-- BEGIN Source data --

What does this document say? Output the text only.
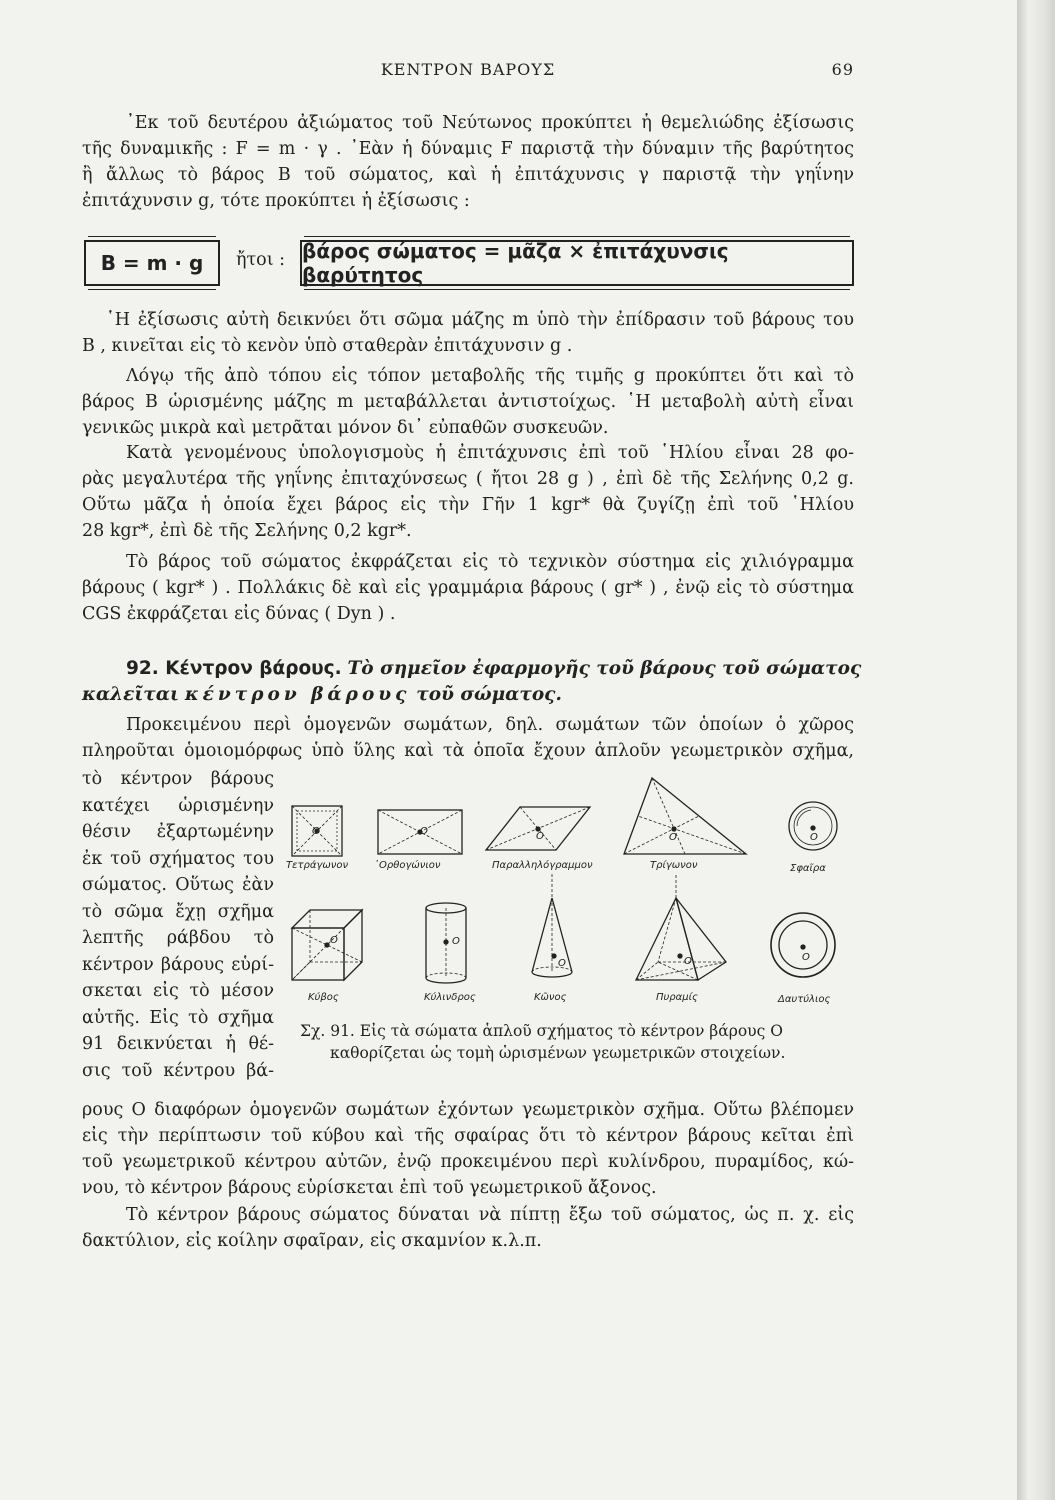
ΚΕΝΤΡΟΝ ΒΑΡΟΥΣ	69
᾿Εκ τοῦ δευτέρου ἀξιώματος τοῦ Νεύτωνος προκύπτει ἡ θεμελιώδης ἐξίσωσις
τῆς δυναμικῆς : F = m · γ . ᾿Εὰν ἡ δύναμις F παριστᾷ τὴν δύναμιν τῆς βαρύτητος
ἢ ἄλλως τὸ βάρος B τοῦ σώματος, καὶ ἡ ἐπιτάχυνσις γ παριστᾷ τὴν γηΐνην
ἐπιτάχυνσιν g, τότε προκύπτει ἡ ἐξίσωσις :
B = m · g ἤτοι : βάρος σώματος = μᾶζα × ἐπιτάχυνσις βαρύτητος
῾Η ἐξίσωσις αὐτὴ δεικνύει ὅτι σῶμα μάζης m ὑπὸ τὴν ἐπίδρασιν τοῦ βάρους του
B , κινεῖται εἰς τὸ κενὸν ὑπὸ σταθερὰν ἐπιτάχυνσιν g .
Λόγῳ τῆς ἀπὸ τόπου εἰς τόπον μεταβολῆς τῆς τιμῆς g προκύπτει ὅτι καὶ τὸ
βάρος B ὡρισμένης μάζης m μεταβάλλεται ἀντιστοίχως. ῾Η μεταβολὴ αὐτὴ εἶναι
γενικῶς μικρὰ καὶ μετρᾶται μόνον δι᾿ εὐπαθῶν συσκευῶν.
Κατὰ γενομένους ὑπολογισμοὺς ἡ ἐπιτάχυνσις ἐπὶ τοῦ ῾Ηλίου εἶναι 28 φο-
ρὰς μεγαλυτέρα τῆς γηΐνης ἐπιταχύνσεως ( ἤτοι 28 g ) , ἐπὶ δὲ τῆς Σελήνης 0,2 g.
Οὕτω μᾶζα ἡ ὁποία ἔχει βάρος εἰς τὴν Γῆν 1 kgr* θὰ ζυγίζῃ ἐπὶ τοῦ ῾Ηλίου
28 kgr*, ἐπὶ δὲ τῆς Σελήνης 0,2 kgr*.
Τὸ βάρος τοῦ σώματος ἐκφράζεται εἰς τὸ τεχνικὸν σύστημα εἰς χιλιόγραμμα
βάρους ( kgr* ) . Πολλάκις δὲ καὶ εἰς γραμμάρια βάρους ( gr* ) , ἐνῷ εἰς τὸ σύστημα
CGS ἐκφράζεται εἰς δύνας ( Dyn ) .
92. Κέντρον βάρους. Τὸ σημεῖον ἐφαρμογῆς τοῦ βάρους τοῦ σώματος
καλεῖται κέντρον βάρους τοῦ σώματος.
Προκειμένου περὶ ὁμογενῶν σωμάτων, δηλ. σωμάτων τῶν ὁποίων ὁ χῶρος
πληροῦται ὁμοιομόρφως ὑπὸ ὕλης καὶ τὰ ὁποῖα ἔχουν ἁπλοῦν γεωμετρικὸν σχῆμα,
τὸ κέντρον βάρους
κατέχει ὡρισμένην
θέσιν ἐξαρτωμένην
ἐκ τοῦ σχήματος του
σώματος. Οὕτως ἐὰν
τὸ σῶμα ἔχῃ σχῆμα
λεπτῆς ράβδου τὸ
κέντρον βάρους εὑρί-
σκεται εἰς τὸ μέσον
αὐτῆς. Εἰς τὸ σχῆμα
91 δεικνύεται ἡ θέ-
σις τοῦ κέντρου βά-
O	O	O	O	O
O	O
O	O	O
Τετράγωνον	᾿Ορθογώνιον	Παραλληλόγραμμον	Τρίγωνον	Σφαῖρα
Κύβος	Κύλινδρος	Κῶνος	Πυραμίς	Δαυτύλιος
Σχ. 91. Εἰς τὰ σώματα ἁπλοῦ σχήματος τὸ κέντρον βάρους O
καθορίζεται ὡς τομὴ ὡρισμένων γεωμετρικῶν στοιχείων.
ρους O διαφόρων ὁμογενῶν σωμάτων ἐχόντων γεωμετρικὸν σχῆμα. Οὕτω βλέπομεν
εἰς τὴν περίπτωσιν τοῦ κύβου καὶ τῆς σφαίρας ὅτι τὸ κέντρον βάρους κεῖται ἐπὶ
τοῦ γεωμετρικοῦ κέντρου αὐτῶν, ἐνῷ προκειμένου περὶ κυλίνδρου, πυραμίδος, κώ-
νου, τὸ κέντρον βάρους εὑρίσκεται ἐπὶ τοῦ γεωμετρικοῦ ἄξονος.
Τὸ κέντρον βάρους σώματος δύναται νὰ πίπτῃ ἔξω τοῦ σώματος, ὡς π. χ. εἰς
δακτύλιον, εἰς κοίλην σφαῖραν, εἰς σκαμνίον κ.λ.π.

-- END Source data --

§ Exercise details:
Check each line above for the word "σῶμα" and say how many have it, with nothing else.

§ Task solution:
2